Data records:
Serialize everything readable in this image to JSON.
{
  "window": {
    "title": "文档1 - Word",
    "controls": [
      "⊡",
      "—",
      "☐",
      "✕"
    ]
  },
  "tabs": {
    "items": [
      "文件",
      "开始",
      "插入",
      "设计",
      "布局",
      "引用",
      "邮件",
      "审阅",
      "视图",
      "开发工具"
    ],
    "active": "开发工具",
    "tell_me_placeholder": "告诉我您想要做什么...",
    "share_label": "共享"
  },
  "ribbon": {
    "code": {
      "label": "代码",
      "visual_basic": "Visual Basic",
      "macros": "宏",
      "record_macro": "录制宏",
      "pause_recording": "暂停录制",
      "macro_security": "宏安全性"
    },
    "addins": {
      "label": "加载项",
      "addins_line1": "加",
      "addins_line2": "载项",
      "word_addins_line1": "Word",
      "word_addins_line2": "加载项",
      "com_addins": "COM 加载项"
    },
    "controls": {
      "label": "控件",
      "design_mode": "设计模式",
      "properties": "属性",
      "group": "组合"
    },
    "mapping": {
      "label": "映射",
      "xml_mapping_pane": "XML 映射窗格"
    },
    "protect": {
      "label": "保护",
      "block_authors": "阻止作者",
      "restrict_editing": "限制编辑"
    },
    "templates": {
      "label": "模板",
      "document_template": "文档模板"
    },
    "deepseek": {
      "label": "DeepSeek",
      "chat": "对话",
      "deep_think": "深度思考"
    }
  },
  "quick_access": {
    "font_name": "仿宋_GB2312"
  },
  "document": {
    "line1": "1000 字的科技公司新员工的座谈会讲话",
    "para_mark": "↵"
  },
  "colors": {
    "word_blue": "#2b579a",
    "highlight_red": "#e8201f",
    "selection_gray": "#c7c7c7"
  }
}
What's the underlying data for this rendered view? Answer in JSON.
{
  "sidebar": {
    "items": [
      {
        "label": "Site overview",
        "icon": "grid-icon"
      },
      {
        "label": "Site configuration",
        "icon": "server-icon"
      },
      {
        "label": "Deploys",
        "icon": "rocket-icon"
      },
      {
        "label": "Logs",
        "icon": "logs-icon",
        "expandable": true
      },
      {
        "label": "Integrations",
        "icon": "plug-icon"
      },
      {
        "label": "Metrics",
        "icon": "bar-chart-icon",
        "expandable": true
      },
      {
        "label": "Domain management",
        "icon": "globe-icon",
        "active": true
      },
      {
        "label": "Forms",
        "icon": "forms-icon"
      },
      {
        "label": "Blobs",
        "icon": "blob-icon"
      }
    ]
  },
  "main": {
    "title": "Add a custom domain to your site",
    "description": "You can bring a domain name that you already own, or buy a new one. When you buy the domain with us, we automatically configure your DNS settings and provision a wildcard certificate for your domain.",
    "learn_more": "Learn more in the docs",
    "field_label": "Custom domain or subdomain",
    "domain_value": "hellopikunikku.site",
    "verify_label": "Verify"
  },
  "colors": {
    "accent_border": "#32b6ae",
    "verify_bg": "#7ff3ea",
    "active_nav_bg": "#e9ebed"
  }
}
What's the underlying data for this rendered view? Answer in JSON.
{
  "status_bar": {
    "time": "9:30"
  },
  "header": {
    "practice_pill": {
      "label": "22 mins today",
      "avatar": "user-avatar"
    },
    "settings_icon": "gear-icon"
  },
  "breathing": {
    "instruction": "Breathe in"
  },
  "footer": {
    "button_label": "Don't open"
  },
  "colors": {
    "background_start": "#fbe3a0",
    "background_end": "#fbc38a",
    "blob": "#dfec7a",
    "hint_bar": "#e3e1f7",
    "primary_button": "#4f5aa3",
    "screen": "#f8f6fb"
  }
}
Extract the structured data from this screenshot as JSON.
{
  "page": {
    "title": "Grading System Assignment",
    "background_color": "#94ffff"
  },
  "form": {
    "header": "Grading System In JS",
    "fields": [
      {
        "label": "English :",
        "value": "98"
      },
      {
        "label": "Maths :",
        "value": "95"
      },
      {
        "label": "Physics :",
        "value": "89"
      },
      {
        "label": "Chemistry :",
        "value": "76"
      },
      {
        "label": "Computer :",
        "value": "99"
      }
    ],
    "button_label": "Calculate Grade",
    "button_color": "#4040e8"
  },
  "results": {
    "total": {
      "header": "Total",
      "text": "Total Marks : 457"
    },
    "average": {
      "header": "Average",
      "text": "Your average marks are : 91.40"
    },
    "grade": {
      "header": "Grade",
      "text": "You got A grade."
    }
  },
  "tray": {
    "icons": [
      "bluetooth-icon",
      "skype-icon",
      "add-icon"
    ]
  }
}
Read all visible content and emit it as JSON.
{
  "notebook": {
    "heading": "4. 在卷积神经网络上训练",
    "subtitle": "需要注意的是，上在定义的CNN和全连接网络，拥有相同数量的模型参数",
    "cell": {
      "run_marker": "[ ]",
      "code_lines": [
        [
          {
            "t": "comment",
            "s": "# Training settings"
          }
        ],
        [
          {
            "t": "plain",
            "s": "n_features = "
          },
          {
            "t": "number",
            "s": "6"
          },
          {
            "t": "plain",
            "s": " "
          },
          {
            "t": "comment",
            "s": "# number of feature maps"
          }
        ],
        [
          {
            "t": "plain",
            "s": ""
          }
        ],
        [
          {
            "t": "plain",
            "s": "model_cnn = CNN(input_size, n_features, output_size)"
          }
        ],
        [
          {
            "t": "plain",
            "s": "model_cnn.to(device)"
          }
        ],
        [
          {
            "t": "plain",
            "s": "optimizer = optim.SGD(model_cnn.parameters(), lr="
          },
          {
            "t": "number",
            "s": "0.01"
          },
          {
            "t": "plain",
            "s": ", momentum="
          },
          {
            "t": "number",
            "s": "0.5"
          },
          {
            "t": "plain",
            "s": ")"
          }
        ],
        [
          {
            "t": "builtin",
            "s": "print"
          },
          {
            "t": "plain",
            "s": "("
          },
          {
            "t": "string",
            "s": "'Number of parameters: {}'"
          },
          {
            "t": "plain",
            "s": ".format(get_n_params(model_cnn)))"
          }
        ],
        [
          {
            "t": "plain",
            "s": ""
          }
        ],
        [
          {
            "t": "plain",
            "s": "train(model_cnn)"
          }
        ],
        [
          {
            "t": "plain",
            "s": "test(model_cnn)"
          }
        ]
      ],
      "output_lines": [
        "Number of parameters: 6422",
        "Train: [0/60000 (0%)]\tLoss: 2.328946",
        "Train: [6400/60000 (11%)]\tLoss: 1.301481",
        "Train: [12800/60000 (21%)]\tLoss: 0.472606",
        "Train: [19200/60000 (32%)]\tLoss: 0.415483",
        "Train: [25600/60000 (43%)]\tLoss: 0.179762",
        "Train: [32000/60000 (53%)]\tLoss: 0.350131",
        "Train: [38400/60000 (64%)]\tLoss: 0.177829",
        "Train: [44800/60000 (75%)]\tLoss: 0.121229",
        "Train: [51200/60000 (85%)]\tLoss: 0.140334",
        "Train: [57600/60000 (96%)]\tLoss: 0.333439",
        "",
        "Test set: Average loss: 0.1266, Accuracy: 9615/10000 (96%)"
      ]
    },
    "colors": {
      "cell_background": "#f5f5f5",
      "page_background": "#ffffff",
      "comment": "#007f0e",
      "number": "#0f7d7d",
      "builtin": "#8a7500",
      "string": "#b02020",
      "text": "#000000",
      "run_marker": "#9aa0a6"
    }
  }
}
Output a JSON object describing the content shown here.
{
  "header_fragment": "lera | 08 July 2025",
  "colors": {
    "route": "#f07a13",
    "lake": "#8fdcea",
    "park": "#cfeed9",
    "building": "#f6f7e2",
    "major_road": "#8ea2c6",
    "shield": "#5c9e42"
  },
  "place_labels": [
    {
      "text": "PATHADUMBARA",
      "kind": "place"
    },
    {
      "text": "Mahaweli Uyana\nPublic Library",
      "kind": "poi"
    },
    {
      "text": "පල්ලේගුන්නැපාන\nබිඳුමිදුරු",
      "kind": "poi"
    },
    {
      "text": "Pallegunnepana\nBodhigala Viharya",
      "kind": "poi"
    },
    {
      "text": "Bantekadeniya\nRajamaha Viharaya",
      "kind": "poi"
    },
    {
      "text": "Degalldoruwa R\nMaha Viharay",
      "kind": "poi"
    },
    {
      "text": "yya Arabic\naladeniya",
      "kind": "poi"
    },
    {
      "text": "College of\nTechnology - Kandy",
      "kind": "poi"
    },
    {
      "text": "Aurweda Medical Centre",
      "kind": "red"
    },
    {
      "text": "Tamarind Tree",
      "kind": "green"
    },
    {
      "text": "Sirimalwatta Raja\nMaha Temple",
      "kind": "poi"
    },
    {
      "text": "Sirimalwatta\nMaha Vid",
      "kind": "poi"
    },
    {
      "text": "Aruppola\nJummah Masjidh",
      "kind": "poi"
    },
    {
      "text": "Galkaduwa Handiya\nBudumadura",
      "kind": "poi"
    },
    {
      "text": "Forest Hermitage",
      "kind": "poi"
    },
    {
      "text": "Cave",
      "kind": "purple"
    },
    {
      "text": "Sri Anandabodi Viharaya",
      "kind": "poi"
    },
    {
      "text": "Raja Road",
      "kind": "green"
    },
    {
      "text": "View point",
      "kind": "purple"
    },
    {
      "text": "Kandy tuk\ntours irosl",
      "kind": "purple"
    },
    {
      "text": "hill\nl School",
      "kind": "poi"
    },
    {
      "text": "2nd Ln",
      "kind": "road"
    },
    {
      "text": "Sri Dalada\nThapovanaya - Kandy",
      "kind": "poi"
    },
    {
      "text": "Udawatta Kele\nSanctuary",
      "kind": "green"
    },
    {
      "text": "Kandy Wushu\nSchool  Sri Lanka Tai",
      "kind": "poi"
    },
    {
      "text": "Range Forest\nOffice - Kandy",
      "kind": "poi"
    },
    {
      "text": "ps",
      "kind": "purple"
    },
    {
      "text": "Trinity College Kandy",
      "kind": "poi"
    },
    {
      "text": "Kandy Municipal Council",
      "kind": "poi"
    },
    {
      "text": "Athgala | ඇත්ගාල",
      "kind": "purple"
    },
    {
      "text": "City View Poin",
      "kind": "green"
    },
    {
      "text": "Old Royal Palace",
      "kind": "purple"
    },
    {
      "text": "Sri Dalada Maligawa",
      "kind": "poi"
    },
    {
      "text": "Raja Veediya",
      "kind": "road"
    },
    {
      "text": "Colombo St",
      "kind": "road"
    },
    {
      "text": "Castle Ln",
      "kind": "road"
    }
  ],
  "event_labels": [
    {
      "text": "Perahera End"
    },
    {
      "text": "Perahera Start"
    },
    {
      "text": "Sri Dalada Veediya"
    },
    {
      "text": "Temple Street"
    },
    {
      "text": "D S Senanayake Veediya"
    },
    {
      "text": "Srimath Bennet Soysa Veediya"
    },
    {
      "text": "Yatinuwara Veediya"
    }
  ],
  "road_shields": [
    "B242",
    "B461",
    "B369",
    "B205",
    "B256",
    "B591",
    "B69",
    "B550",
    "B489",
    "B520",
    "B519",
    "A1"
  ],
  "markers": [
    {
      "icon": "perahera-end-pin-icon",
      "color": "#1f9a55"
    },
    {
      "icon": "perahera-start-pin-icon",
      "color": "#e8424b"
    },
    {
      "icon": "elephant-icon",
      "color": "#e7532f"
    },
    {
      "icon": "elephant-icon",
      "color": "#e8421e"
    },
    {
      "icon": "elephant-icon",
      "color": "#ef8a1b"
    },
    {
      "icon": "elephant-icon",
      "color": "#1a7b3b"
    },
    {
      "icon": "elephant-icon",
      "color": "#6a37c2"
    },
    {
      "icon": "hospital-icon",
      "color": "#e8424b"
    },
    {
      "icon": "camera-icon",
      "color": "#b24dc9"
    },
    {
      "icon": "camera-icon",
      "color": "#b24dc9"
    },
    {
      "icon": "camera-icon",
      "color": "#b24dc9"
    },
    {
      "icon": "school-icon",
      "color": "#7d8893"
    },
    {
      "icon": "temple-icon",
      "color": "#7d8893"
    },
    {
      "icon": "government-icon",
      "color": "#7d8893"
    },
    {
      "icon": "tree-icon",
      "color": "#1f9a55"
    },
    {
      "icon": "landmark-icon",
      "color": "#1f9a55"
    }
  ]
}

_What you are asked to do_
Work out how many lines of the data above hold the word "nMaha", and write only the count.

_Solution to this problem_
3